Task instructions: Repeat the entries below exactly as they appear, with no pictures.

— Begin Data lines —

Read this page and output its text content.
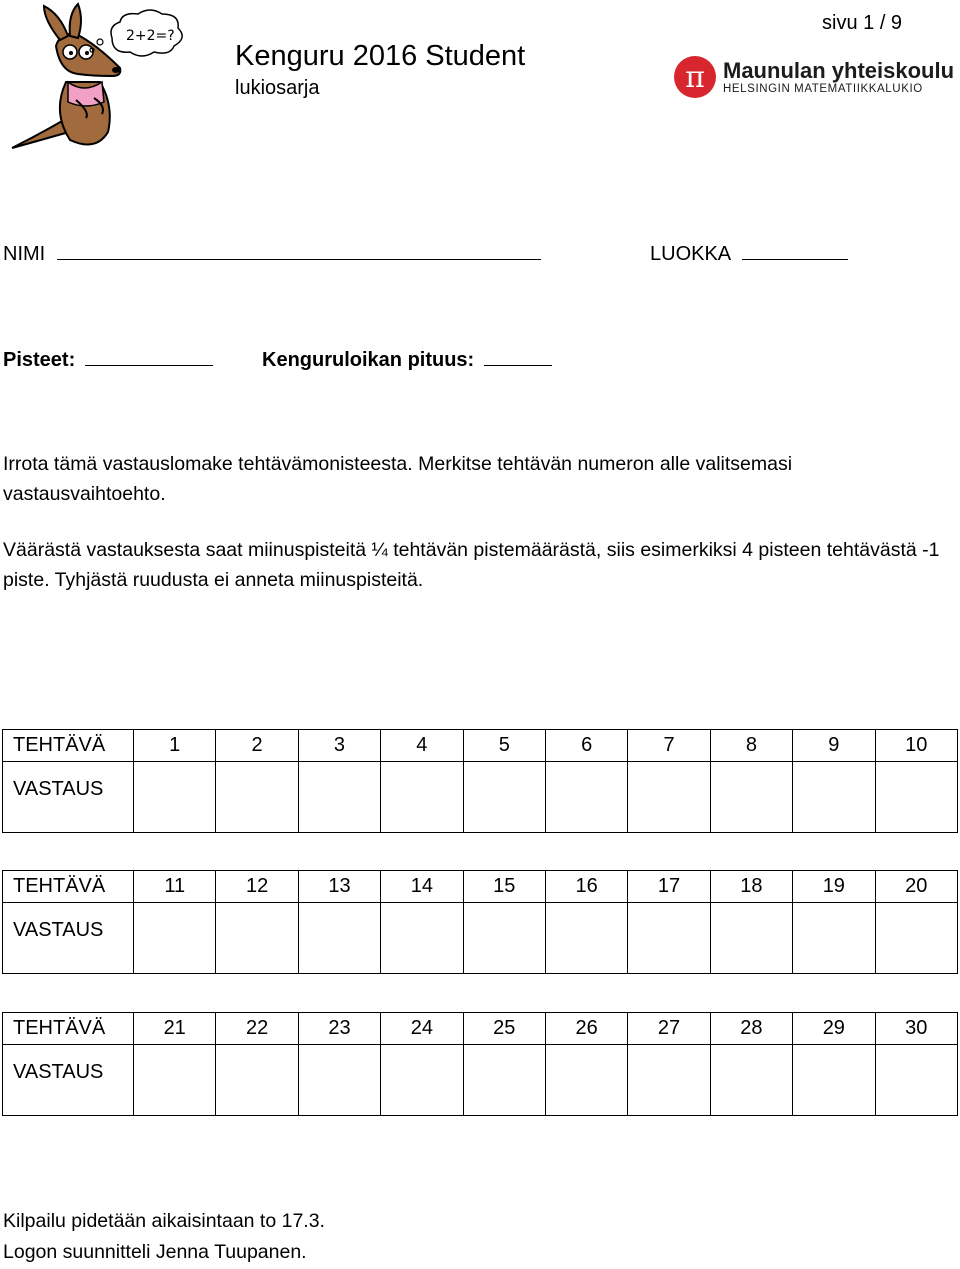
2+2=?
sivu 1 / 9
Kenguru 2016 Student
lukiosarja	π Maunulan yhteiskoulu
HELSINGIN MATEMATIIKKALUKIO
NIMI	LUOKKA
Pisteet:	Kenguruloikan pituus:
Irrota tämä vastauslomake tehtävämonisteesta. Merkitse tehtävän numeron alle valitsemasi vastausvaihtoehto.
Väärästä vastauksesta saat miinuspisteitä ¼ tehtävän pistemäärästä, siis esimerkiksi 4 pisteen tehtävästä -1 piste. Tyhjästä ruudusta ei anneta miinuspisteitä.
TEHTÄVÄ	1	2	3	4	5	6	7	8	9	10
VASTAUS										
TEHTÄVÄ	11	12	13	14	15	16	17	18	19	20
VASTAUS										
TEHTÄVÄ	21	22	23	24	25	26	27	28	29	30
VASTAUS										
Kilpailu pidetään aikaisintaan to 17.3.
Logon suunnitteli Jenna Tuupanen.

— End Data lines —

Exercise solution:
Read this page and output its text content.
2+2=?
sivu 1 / 9
Kenguru 2016 Student
lukiosarja	π Maunulan yhteiskoulu
HELSINGIN MATEMATIIKKALUKIO
NIMI	LUOKKA
Pisteet:	Kenguruloikan pituus:
Irrota tämä vastauslomake tehtävämonisteesta. Merkitse tehtävän numeron alle valitsemasi vastausvaihtoehto.
Väärästä vastauksesta saat miinuspisteitä ¼ tehtävän pistemäärästä, siis esimerkiksi 4 pisteen tehtävästä -1 piste. Tyhjästä ruudusta ei anneta miinuspisteitä.
TEHTÄVÄ	1	2	3	4	5	6	7	8	9	10
VASTAUS										
TEHTÄVÄ	11	12	13	14	15	16	17	18	19	20
VASTAUS										
TEHTÄVÄ	21	22	23	24	25	26	27	28	29	30
VASTAUS										
Kilpailu pidetään aikaisintaan to 17.3.
Logon suunnitteli Jenna Tuupanen.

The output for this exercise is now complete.